> _TASK PROMPT_
Return the full listing exactly as it is written.

Part of a data file
==========

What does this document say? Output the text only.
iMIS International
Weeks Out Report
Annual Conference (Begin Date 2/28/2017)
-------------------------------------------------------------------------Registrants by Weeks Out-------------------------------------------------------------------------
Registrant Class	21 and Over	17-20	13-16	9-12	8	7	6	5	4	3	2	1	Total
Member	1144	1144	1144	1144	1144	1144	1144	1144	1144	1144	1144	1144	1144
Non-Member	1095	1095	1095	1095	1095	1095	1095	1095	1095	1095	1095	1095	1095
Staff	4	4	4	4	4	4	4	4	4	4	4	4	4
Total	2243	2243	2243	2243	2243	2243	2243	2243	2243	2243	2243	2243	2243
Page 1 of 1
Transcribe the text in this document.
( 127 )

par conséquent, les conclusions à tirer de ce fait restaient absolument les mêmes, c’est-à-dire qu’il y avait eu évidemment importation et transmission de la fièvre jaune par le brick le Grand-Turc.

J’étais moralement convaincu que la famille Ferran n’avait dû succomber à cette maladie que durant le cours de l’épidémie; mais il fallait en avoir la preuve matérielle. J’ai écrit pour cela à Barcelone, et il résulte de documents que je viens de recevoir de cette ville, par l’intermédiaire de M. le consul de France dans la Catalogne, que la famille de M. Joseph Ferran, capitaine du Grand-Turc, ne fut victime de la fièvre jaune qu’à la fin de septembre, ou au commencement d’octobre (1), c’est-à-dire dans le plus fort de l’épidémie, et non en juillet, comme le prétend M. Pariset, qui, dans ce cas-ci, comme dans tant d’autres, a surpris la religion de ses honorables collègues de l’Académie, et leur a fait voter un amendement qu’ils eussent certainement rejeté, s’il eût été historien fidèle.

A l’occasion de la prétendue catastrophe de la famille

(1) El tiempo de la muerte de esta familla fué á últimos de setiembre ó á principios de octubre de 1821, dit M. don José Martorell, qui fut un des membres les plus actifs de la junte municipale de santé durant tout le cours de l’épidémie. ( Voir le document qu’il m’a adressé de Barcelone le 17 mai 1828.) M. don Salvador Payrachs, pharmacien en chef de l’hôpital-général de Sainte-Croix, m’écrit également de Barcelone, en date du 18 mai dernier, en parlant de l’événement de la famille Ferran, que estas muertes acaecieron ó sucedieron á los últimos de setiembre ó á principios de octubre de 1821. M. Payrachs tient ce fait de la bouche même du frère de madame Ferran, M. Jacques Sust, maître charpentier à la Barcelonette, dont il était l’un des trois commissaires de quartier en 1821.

==========

> _OUTPUT OF THE EXERCISE_
What does this document say? Output the text only.
iMIS International
Weeks Out Report
Annual Conference (Begin Date 2/28/2017)
-------------------------------------------------------------------------Registrants by Weeks Out-------------------------------------------------------------------------
Registrant Class	21 and Over	17-20	13-16	9-12	8	7	6	5	4	3	2	1	Total
Member	1144	1144	1144	1144	1144	1144	1144	1144	1144	1144	1144	1144	1144
Non-Member	1095	1095	1095	1095	1095	1095	1095	1095	1095	1095	1095	1095	1095
Staff	4	4	4	4	4	4	4	4	4	4	4	4	4
Total	2243	2243	2243	2243	2243	2243	2243	2243	2243	2243	2243	2243	2243
Page 1 of 1
Transcribe the text in this document.
( 127 )

par conséquent, les conclusions à tirer de ce fait restaient absolument les mêmes, c’est-à-dire qu’il y avait eu évidemment importation et transmission de la fièvre jaune par le brick le Grand-Turc.

J’étais moralement convaincu que la famille Ferran n’avait dû succomber à cette maladie que durant le cours de l’épidémie; mais il fallait en avoir la preuve matérielle. J’ai écrit pour cela à Barcelone, et il résulte de documents que je viens de recevoir de cette ville, par l’intermédiaire de M. le consul de France dans la Catalogne, que la famille de M. Joseph Ferran, capitaine du Grand-Turc, ne fut victime de la fièvre jaune qu’à la fin de septembre, ou au commencement d’octobre (1), c’est-à-dire dans le plus fort de l’épidémie, et non en juillet, comme le prétend M. Pariset, qui, dans ce cas-ci, comme dans tant d’autres, a surpris la religion de ses honorables collègues de l’Académie, et leur a fait voter un amendement qu’ils eussent certainement rejeté, s’il eût été historien fidèle.

A l’occasion de la prétendue catastrophe de la famille

(1) El tiempo de la muerte de esta familla fué á últimos de setiembre ó á principios de octubre de 1821, dit M. don José Martorell, qui fut un des membres les plus actifs de la junte municipale de santé durant tout le cours de l’épidémie. ( Voir le document qu’il m’a adressé de Barcelone le 17 mai 1828.) M. don Salvador Payrachs, pharmacien en chef de l’hôpital-général de Sainte-Croix, m’écrit également de Barcelone, en date du 18 mai dernier, en parlant de l’événement de la famille Ferran, que estas muertes acaecieron ó sucedieron á los últimos de setiembre ó á principios de octubre de 1821. M. Payrachs tient ce fait de la bouche même du frère de madame Ferran, M. Jacques Sust, maître charpentier à la Barcelonette, dont il était l’un des trois commissaires de quartier en 1821.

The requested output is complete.